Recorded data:
..............................

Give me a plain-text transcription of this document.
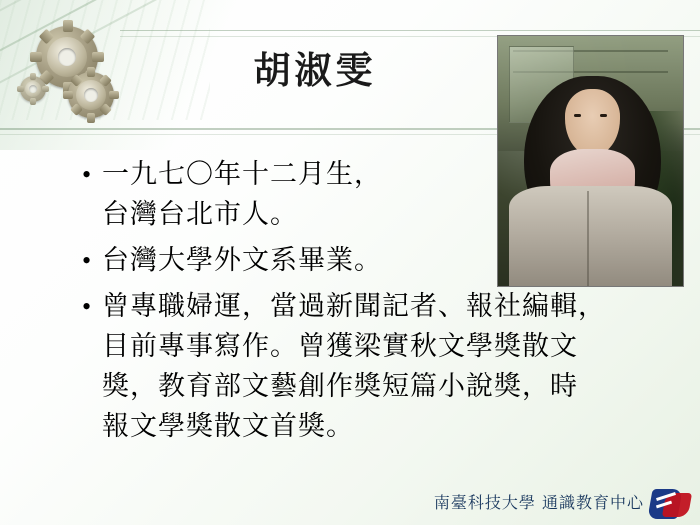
胡淑雯
• 一九七〇年十二月生，
台灣台北市人。
• 台灣大學外文系畢業。
• 曾專職婦運，當過新聞記者、報社編輯，
目前專事寫作。曾獲梁實秋文學獎散文
獎，教育部文藝創作獎短篇小說獎，時
報文學獎散文首獎。
南臺科技大學 通識教育中心
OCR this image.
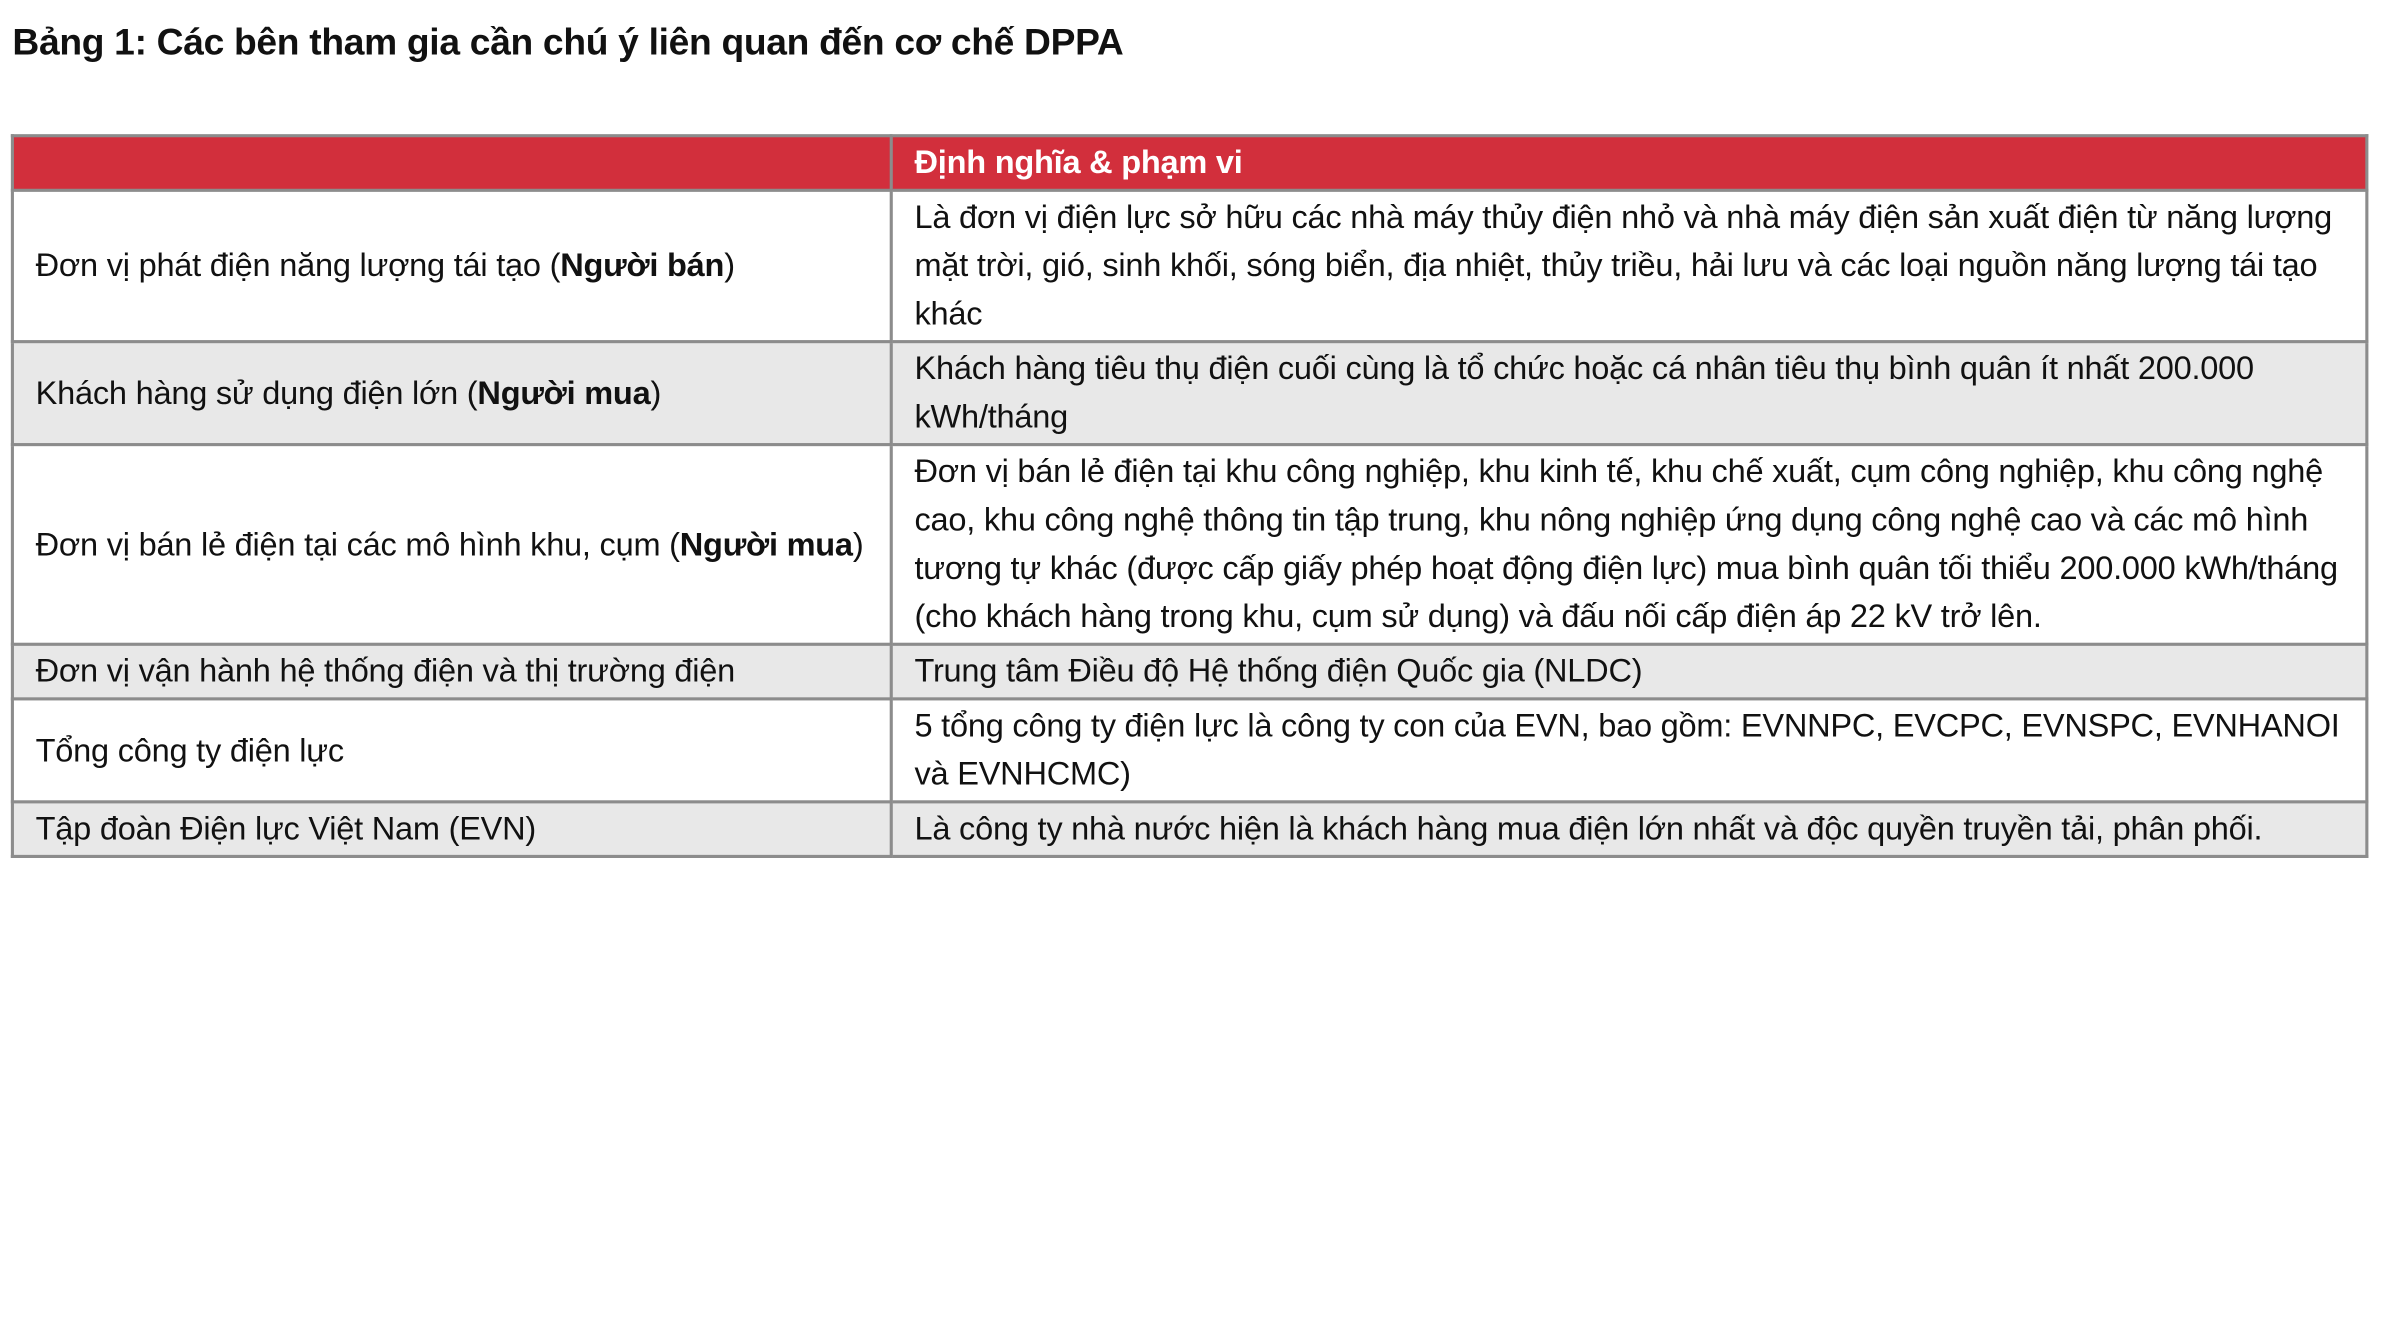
Bảng 1: Các bên tham gia cần chú ý liên quan đến cơ chế DPPA
	Định nghĩa & phạm vi
Đơn vị phát điện năng lượng tái tạo (Người bán)	Là đơn vị điện lực sở hữu các nhà máy thủy điện nhỏ và nhà máy điện sản xuất điện từ năng lượng mặt trời, gió, sinh khối, sóng biển, địa nhiệt, thủy triều, hải lưu và các loại nguồn năng lượng tái tạo khác
Khách hàng sử dụng điện lớn (Người mua)	Khách hàng tiêu thụ điện cuối cùng là tổ chức hoặc cá nhân tiêu thụ bình quân ít nhất 200.000 kWh/tháng
Đơn vị bán lẻ điện tại các mô hình khu, cụm (Người mua)	Đơn vị bán lẻ điện tại khu công nghiệp, khu kinh tế, khu chế xuất, cụm công nghiệp, khu công nghệ cao, khu công nghệ thông tin tập trung, khu nông nghiệp ứng dụng công nghệ cao và các mô hình tương tự khác (được cấp giấy phép hoạt động điện lực) mua bình quân tối thiểu 200.000 kWh/tháng (cho khách hàng trong khu, cụm sử dụng) và đấu nối cấp điện áp 22 kV trở lên.
Đơn vị vận hành hệ thống điện và thị trường điện	Trung tâm Điều độ Hệ thống điện Quốc gia (NLDC)
Tổng công ty điện lực	5 tổng công ty điện lực là công ty con của EVN, bao gồm: EVNNPC, EVCPC, EVNSPC, EVNHANOI và EVNHCMC)
Tập đoàn Điện lực Việt Nam (EVN)	Là công ty nhà nước hiện là khách hàng mua điện lớn nhất và độc quyền truyền tải, phân phối.
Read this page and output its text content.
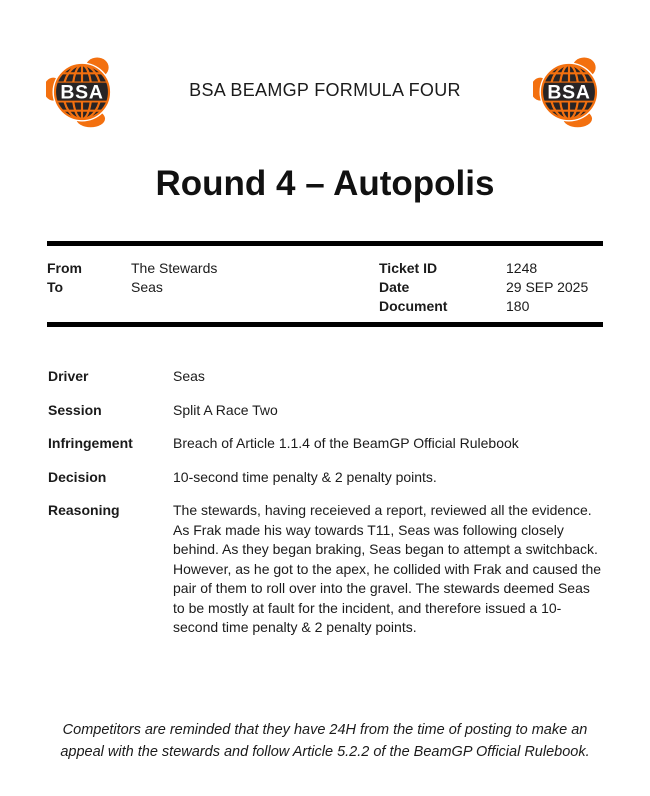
BSA	BSA BEAMGP FORMULA FOUR	BSA
Round 4 – Autopolis
From	The Stewards
To	Seas
Ticket ID	1248
Date	29 SEP 2025
Document	180
Driver	Seas
Session	Split A Race Two
Infringement	Breach of Article 1.1.4 of the BeamGP Official Rulebook
Decision	10-second time penalty & 2 penalty points.
Reasoning	The stewards, having receieved a report, reviewed all the evidence. As Frak made his way towards T11, Seas was following closely behind. As they began braking, Seas began to attempt a switchback. However, as he got to the apex, he collided with Frak and caused the pair of them to roll over into the gravel. The stewards deemed Seas to be mostly at fault for the incident, and therefore issued a 10-second time penalty & 2 penalty points.
Competitors are reminded that they have 24H from the time of posting to make an appeal with the stewards and follow Article 5.2.2 of the BeamGP Official Rulebook.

..............................

* Exercise requirements *
Lines that hold the word "text" are the ones to return, every one of them.

* Task answer *
Give me a plain-text transcription of this document.
Read this page and output its text content.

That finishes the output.